> Exercise aim: Reproduce every entry exactly and leave its pictures out.
────────
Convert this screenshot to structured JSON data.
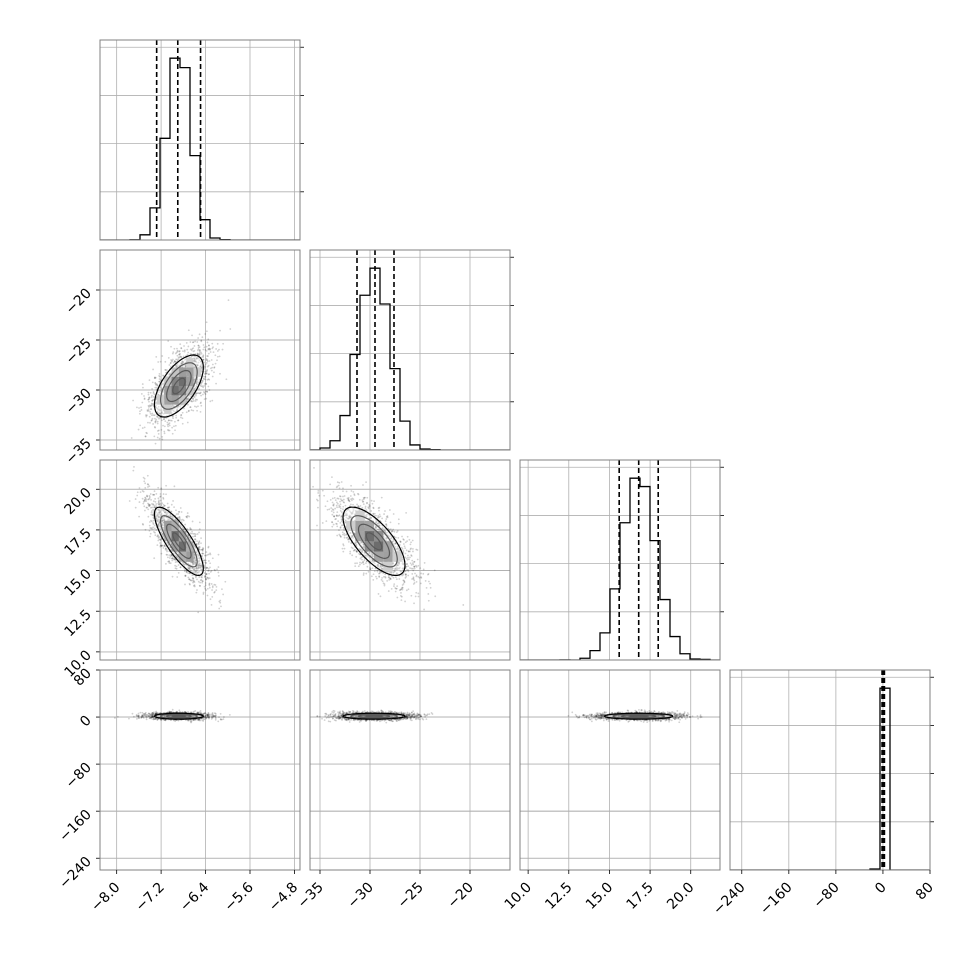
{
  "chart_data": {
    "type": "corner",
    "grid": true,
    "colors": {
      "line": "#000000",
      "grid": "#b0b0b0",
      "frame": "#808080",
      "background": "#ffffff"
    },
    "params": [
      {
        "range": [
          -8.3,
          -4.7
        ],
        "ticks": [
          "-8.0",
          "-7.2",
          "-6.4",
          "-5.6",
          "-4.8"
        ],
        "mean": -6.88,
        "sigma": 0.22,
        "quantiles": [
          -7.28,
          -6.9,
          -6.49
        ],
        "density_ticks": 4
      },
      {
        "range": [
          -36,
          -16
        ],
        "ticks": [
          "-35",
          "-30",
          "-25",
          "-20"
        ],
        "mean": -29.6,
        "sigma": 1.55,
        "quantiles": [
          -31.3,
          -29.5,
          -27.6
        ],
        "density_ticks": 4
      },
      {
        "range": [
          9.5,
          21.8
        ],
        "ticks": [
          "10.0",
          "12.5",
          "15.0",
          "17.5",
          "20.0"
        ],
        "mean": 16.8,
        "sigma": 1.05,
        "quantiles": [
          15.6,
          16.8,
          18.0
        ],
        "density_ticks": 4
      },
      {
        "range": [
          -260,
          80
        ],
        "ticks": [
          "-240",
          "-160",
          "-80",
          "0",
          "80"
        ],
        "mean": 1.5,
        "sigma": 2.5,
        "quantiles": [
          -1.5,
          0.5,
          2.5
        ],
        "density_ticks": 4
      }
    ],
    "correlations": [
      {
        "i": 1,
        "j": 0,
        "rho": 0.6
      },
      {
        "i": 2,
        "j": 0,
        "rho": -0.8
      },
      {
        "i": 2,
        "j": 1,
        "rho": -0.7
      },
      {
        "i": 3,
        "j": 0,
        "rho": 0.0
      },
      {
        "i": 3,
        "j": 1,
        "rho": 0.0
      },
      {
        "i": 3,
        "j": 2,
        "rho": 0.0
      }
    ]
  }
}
────────
> Complete response:
Convert this screenshot to structured JSON data.
{
  "chart_data": {
    "type": "corner",
    "grid": true,
    "colors": {
      "line": "#000000",
      "grid": "#b0b0b0",
      "frame": "#808080",
      "background": "#ffffff"
    },
    "params": [
      {
        "range": [
          -8.3,
          -4.7
        ],
        "ticks": [
          "-8.0",
          "-7.2",
          "-6.4",
          "-5.6",
          "-4.8"
        ],
        "mean": -6.88,
        "sigma": 0.22,
        "quantiles": [
          -7.28,
          -6.9,
          -6.49
        ],
        "density_ticks": 4
      },
      {
        "range": [
          -36,
          -16
        ],
        "ticks": [
          "-35",
          "-30",
          "-25",
          "-20"
        ],
        "mean": -29.6,
        "sigma": 1.55,
        "quantiles": [
          -31.3,
          -29.5,
          -27.6
        ],
        "density_ticks": 4
      },
      {
        "range": [
          9.5,
          21.8
        ],
        "ticks": [
          "10.0",
          "12.5",
          "15.0",
          "17.5",
          "20.0"
        ],
        "mean": 16.8,
        "sigma": 1.05,
        "quantiles": [
          15.6,
          16.8,
          18.0
        ],
        "density_ticks": 4
      },
      {
        "range": [
          -260,
          80
        ],
        "ticks": [
          "-240",
          "-160",
          "-80",
          "0",
          "80"
        ],
        "mean": 1.5,
        "sigma": 2.5,
        "quantiles": [
          -1.5,
          0.5,
          2.5
        ],
        "density_ticks": 4
      }
    ],
    "correlations": [
      {
        "i": 1,
        "j": 0,
        "rho": 0.6
      },
      {
        "i": 2,
        "j": 0,
        "rho": -0.8
      },
      {
        "i": 2,
        "j": 1,
        "rho": -0.7
      },
      {
        "i": 3,
        "j": 0,
        "rho": 0.0
      },
      {
        "i": 3,
        "j": 1,
        "rho": 0.0
      },
      {
        "i": 3,
        "j": 2,
        "rho": 0.0
      }
    ]
  }
}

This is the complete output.